What is being asked: Check every line of the material below for the string "caption", and return the ones that have it.
┄┄┄┄┄┄
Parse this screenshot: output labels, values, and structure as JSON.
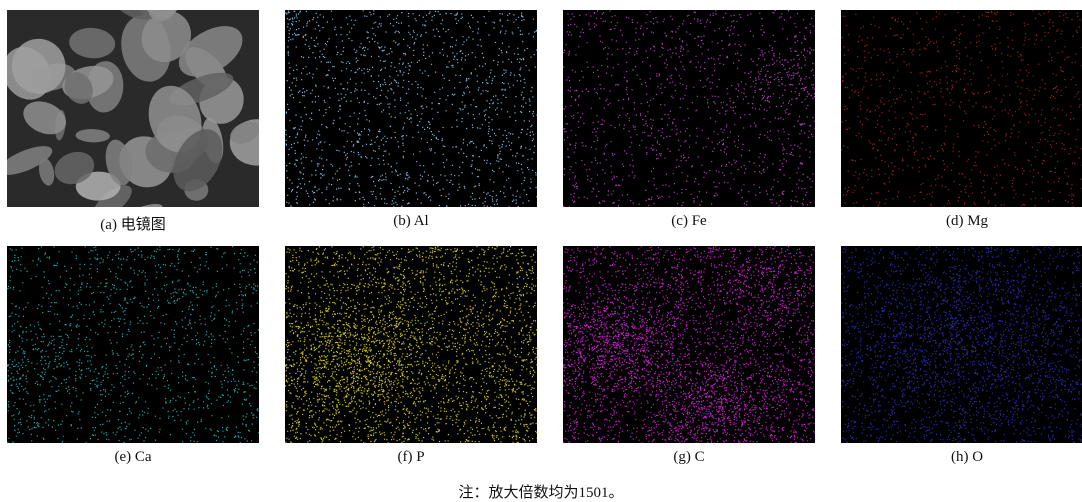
{
  "panels": [
    {
      "caption": "(a) 电镜图"
    },
    {
      "caption": "(b) Al"
    },
    {
      "caption": "(c) Fe"
    },
    {
      "caption": "(d) Mg"
    },
    {
      "caption": "(e) Ca"
    },
    {
      "caption": "(f) P"
    },
    {
      "caption": "(g) C"
    },
    {
      "caption": "(h) O"
    }
  ],
  "note": "注：放大倍数均为1501。"
}
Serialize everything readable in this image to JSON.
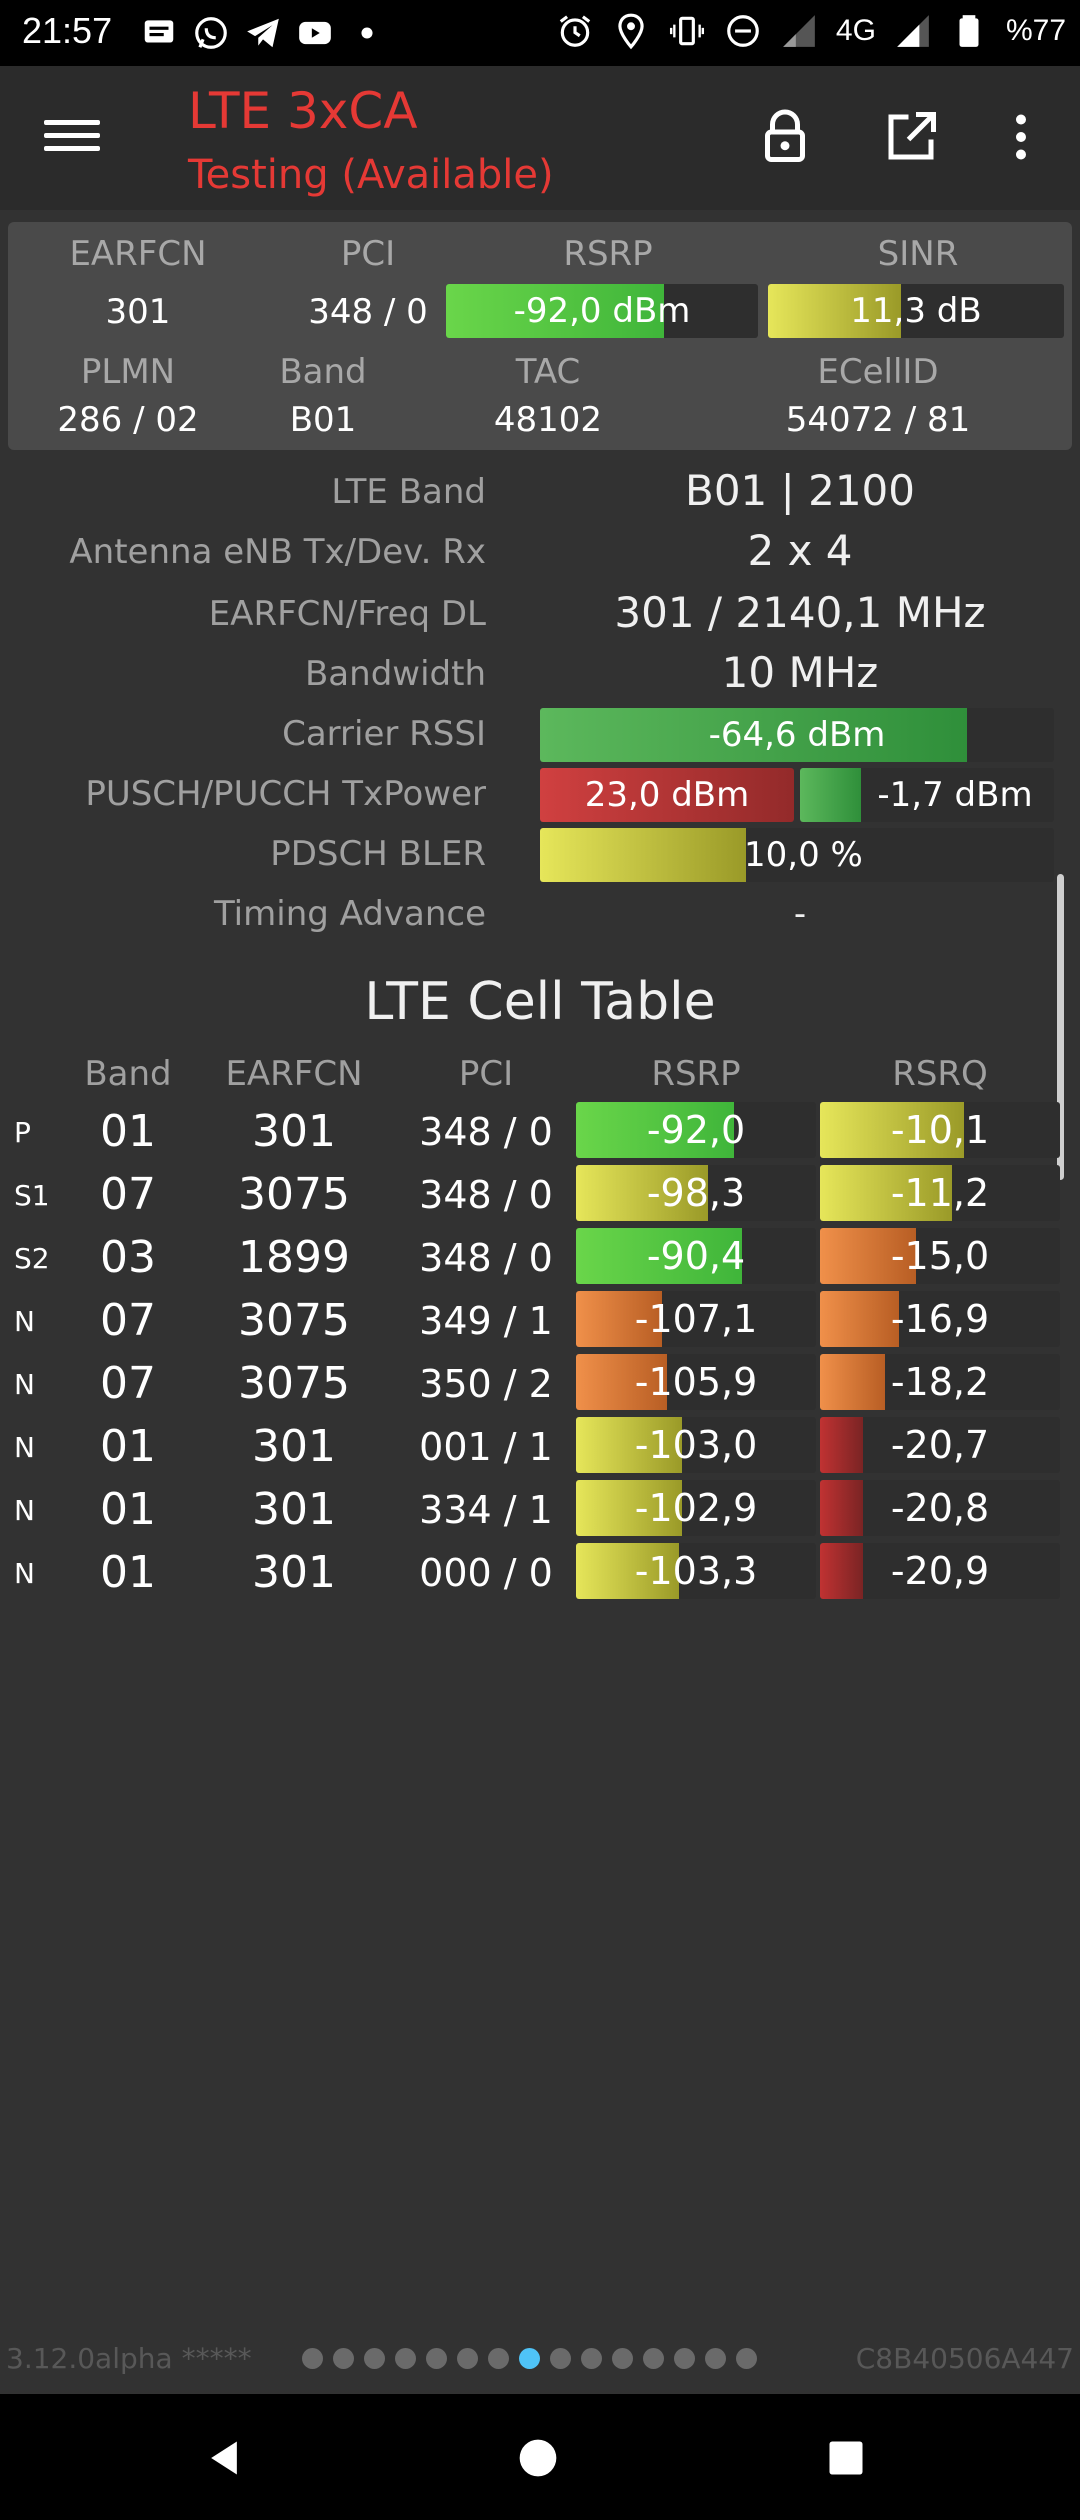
{
  "status_bar": {
    "time": "21:57",
    "network": "4G",
    "battery": "%77",
    "icons": [
      "messages-icon",
      "whatsapp-icon",
      "telegram-icon",
      "youtube-icon",
      "dot-icon",
      "alarm-icon",
      "location-icon",
      "vibrate-icon",
      "dnd-icon",
      "signal-icon",
      "signal-icon",
      "battery-icon"
    ]
  },
  "app_bar": {
    "title": "LTE 3xCA",
    "subtitle": "Testing (Available)",
    "icons": [
      "menu-icon",
      "lock-icon",
      "open-external-icon",
      "more-vert-icon"
    ]
  },
  "summary": {
    "earfcn_label": "EARFCN",
    "pci_label": "PCI",
    "rsrp_label": "RSRP",
    "sinr_label": "SINR",
    "earfcn": "301",
    "pci": "348 / 0",
    "rsrp": "-92,0 dBm",
    "rsrp_level": 0.7,
    "sinr": "11,3 dB",
    "sinr_level": 0.45,
    "plmn_label": "PLMN",
    "band_label": "Band",
    "tac_label": "TAC",
    "ecellid_label": "ECellID",
    "plmn": "286 / 02",
    "band": "B01",
    "tac": "48102",
    "ecellid": "54072 / 81"
  },
  "info": {
    "lte_band_label": "LTE Band",
    "lte_band": "B01 | 2100",
    "antenna_label": "Antenna eNB Tx/Dev. Rx",
    "antenna": "2 x 4",
    "freq_label": "EARFCN/Freq DL",
    "freq": "301 / 2140,1 MHz",
    "bandwidth_label": "Bandwidth",
    "bandwidth": "10 MHz",
    "rssi_label": "Carrier RSSI",
    "rssi": "-64,6 dBm",
    "rssi_level": 0.83,
    "txpower_label": "PUSCH/PUCCH TxPower",
    "pusch": "23,0 dBm",
    "pusch_level": 1.0,
    "pucch": "-1,7 dBm",
    "pucch_level": 0.24,
    "bler_label": "PDSCH BLER",
    "bler": "10,0 %",
    "bler_level": 0.4,
    "ta_label": "Timing Advance",
    "ta": "-"
  },
  "cell_table": {
    "title": "LTE Cell Table",
    "headers": [
      "Band",
      "EARFCN",
      "PCI",
      "RSRP",
      "RSRQ"
    ],
    "rows": [
      {
        "type": "P",
        "band": "01",
        "earfcn": "301",
        "pci": "348 / 0",
        "rsrp": "-92,0",
        "rsrp_level": 0.66,
        "rsrp_color": "green",
        "rsrq": "-10,1",
        "rsrq_level": 0.6,
        "rsrq_color": "yellow"
      },
      {
        "type": "S1",
        "band": "07",
        "earfcn": "3075",
        "pci": "348 / 0",
        "rsrp": "-98,3",
        "rsrp_level": 0.55,
        "rsrp_color": "yellow",
        "rsrq": "-11,2",
        "rsrq_level": 0.55,
        "rsrq_color": "yellow"
      },
      {
        "type": "S2",
        "band": "03",
        "earfcn": "1899",
        "pci": "348 / 0",
        "rsrp": "-90,4",
        "rsrp_level": 0.69,
        "rsrp_color": "green",
        "rsrq": "-15,0",
        "rsrq_level": 0.4,
        "rsrq_color": "orange"
      },
      {
        "type": "N",
        "band": "07",
        "earfcn": "3075",
        "pci": "349 / 1",
        "rsrp": "-107,1",
        "rsrp_level": 0.36,
        "rsrp_color": "orange",
        "rsrq": "-16,9",
        "rsrq_level": 0.33,
        "rsrq_color": "orange"
      },
      {
        "type": "N",
        "band": "07",
        "earfcn": "3075",
        "pci": "350 / 2",
        "rsrp": "-105,9",
        "rsrp_level": 0.38,
        "rsrp_color": "orange",
        "rsrq": "-18,2",
        "rsrq_level": 0.27,
        "rsrq_color": "orange"
      },
      {
        "type": "N",
        "band": "01",
        "earfcn": "301",
        "pci": "001 / 1",
        "rsrp": "-103,0",
        "rsrp_level": 0.44,
        "rsrp_color": "yellow",
        "rsrq": "-20,7",
        "rsrq_level": 0.18,
        "rsrq_color": "red"
      },
      {
        "type": "N",
        "band": "01",
        "earfcn": "301",
        "pci": "334 / 1",
        "rsrp": "-102,9",
        "rsrp_level": 0.44,
        "rsrp_color": "yellow",
        "rsrq": "-20,8",
        "rsrq_level": 0.18,
        "rsrq_color": "red"
      },
      {
        "type": "N",
        "band": "01",
        "earfcn": "301",
        "pci": "000 / 0",
        "rsrp": "-103,3",
        "rsrp_level": 0.43,
        "rsrp_color": "yellow",
        "rsrq": "-20,9",
        "rsrq_level": 0.18,
        "rsrq_color": "red"
      }
    ]
  },
  "footer": {
    "version": "3.12.0alpha *****",
    "device_id": "C8B40506A447",
    "page_count": 15,
    "active_page": 7
  },
  "nav_bar": {
    "icons": [
      "back-icon",
      "home-icon",
      "recents-icon"
    ]
  }
}
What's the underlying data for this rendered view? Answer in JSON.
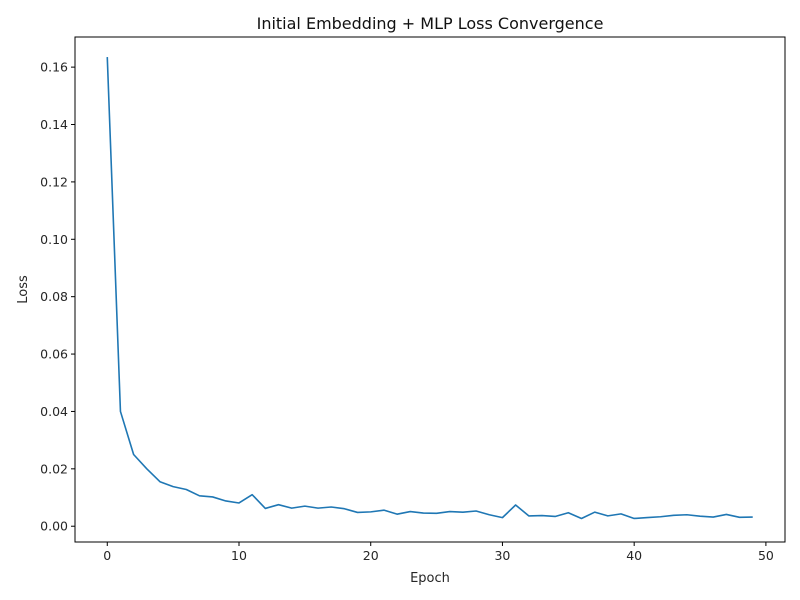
┄┄┄┄┄┄
Solution for this exercise:
      "caption": "(a) 电镜图"
      "caption": "(b) Al"
      "caption": "(c) Fe"
      "caption": "(d) Mg"
      "caption": "(e) Ca"
      "caption": "(f) P"
      "caption": "(g) C"
      "caption": "(h) O"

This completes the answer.